*EXERCISE INSTRUCTIONS*. Below are records; count the lines in them that hold "عروة" and give only the count.

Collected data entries
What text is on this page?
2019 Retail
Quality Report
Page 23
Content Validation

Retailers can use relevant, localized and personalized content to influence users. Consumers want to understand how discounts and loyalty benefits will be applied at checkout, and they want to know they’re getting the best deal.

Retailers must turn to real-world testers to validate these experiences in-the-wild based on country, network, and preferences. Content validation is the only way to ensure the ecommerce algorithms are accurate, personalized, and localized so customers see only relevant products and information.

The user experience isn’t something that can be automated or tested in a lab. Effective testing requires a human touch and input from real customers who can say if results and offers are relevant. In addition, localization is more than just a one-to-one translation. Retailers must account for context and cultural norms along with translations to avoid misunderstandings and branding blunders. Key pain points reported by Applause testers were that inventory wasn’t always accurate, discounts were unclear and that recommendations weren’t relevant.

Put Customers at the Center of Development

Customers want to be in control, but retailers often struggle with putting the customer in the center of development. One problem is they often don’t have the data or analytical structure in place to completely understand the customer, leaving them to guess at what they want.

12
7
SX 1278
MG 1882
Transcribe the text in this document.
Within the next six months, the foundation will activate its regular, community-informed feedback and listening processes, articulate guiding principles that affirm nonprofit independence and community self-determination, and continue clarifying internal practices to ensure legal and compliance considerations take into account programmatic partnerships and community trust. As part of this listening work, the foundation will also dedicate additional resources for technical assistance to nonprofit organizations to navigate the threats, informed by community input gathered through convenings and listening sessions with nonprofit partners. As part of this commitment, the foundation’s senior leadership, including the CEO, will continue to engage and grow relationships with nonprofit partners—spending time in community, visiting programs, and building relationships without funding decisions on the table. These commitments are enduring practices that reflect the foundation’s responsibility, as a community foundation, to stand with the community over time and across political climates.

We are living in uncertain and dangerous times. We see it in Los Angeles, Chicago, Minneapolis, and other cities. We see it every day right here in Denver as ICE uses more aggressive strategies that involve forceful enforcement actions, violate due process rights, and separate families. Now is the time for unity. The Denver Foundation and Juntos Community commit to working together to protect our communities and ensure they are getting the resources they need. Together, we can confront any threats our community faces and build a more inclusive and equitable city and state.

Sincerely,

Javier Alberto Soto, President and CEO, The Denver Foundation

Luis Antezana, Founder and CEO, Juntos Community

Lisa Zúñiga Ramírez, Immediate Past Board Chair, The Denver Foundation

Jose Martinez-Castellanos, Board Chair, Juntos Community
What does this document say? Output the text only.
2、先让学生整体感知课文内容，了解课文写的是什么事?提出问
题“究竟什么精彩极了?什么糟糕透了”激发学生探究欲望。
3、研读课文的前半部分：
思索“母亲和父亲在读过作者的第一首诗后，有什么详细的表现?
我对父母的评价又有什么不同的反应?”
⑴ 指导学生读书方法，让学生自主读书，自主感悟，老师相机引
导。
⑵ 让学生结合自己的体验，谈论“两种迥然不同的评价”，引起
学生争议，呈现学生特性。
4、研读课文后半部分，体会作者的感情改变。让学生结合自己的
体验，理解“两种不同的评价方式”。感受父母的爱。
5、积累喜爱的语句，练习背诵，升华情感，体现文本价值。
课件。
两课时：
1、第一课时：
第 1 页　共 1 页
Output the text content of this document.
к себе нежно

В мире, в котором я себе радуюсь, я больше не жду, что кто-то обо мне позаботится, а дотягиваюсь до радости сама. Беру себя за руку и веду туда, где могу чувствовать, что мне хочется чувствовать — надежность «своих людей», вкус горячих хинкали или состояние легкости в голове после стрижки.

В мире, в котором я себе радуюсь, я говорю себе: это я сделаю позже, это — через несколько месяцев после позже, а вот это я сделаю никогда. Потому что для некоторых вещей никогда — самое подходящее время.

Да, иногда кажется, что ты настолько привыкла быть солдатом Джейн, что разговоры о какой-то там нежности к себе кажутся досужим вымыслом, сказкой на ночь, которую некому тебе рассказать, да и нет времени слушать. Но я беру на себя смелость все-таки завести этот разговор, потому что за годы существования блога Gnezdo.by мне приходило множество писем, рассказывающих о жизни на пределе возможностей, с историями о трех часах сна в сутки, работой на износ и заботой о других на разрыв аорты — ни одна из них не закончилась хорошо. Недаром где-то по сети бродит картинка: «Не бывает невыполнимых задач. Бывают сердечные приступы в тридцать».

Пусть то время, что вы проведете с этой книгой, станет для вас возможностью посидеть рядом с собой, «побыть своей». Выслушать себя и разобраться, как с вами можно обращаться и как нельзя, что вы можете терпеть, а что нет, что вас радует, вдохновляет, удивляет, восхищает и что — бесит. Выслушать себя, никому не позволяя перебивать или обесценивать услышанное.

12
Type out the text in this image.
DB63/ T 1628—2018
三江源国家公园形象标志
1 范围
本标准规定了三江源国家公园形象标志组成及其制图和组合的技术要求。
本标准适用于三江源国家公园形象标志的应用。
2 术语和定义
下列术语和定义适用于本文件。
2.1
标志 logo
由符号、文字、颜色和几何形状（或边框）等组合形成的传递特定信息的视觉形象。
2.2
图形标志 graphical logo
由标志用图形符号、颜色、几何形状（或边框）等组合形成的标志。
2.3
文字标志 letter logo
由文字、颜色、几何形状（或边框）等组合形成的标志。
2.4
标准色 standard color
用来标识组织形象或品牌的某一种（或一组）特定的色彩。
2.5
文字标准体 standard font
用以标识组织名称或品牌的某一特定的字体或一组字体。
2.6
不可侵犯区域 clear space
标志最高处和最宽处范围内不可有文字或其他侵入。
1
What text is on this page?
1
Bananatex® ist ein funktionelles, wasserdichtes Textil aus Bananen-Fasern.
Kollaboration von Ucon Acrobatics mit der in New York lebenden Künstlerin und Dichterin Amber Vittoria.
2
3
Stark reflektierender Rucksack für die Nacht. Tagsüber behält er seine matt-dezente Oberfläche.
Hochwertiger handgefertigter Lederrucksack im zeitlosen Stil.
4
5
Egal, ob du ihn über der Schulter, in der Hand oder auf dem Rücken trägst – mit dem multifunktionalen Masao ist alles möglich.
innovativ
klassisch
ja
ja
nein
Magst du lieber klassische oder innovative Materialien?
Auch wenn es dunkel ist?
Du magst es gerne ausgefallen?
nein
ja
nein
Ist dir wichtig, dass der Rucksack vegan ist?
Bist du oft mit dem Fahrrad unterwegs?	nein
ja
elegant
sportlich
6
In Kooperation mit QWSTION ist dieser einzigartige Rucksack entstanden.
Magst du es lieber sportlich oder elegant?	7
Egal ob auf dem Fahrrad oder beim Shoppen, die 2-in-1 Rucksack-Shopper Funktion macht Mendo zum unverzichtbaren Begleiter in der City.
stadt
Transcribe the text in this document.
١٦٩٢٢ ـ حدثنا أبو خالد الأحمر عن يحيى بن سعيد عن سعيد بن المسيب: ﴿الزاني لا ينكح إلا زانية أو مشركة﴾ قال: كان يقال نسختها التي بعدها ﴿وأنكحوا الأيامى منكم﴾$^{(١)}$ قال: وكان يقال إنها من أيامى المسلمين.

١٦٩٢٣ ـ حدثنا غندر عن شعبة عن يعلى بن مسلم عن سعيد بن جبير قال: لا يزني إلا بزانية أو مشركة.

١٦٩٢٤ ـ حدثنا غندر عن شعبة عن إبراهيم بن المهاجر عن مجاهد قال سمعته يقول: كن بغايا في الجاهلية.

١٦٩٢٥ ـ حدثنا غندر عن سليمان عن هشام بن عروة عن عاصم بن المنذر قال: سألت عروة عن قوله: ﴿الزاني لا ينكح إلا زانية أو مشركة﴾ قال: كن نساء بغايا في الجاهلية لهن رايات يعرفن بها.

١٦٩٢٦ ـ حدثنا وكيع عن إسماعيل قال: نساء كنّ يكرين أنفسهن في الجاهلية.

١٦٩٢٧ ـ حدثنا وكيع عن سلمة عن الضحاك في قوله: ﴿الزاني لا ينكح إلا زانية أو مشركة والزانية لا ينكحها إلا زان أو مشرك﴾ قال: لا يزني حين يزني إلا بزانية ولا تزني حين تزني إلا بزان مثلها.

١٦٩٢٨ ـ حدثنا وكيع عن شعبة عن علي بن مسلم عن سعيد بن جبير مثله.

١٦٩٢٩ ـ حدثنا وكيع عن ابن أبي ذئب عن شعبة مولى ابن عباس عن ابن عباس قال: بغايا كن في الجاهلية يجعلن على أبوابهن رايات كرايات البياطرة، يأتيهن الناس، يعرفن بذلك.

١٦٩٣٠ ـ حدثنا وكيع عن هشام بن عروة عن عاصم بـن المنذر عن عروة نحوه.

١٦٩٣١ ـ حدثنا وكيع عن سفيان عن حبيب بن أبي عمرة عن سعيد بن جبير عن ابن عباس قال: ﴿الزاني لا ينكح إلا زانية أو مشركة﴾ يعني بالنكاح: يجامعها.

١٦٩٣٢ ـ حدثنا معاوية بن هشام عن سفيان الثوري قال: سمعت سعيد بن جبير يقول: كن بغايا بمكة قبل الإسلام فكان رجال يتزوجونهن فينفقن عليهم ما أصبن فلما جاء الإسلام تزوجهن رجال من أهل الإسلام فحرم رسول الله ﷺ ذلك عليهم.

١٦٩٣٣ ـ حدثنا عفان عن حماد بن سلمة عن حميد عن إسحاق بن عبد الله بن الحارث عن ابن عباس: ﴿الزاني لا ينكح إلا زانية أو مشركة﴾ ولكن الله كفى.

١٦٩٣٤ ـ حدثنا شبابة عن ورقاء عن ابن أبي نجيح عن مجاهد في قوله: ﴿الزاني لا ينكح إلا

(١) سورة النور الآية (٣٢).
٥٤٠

*REPLY*. 2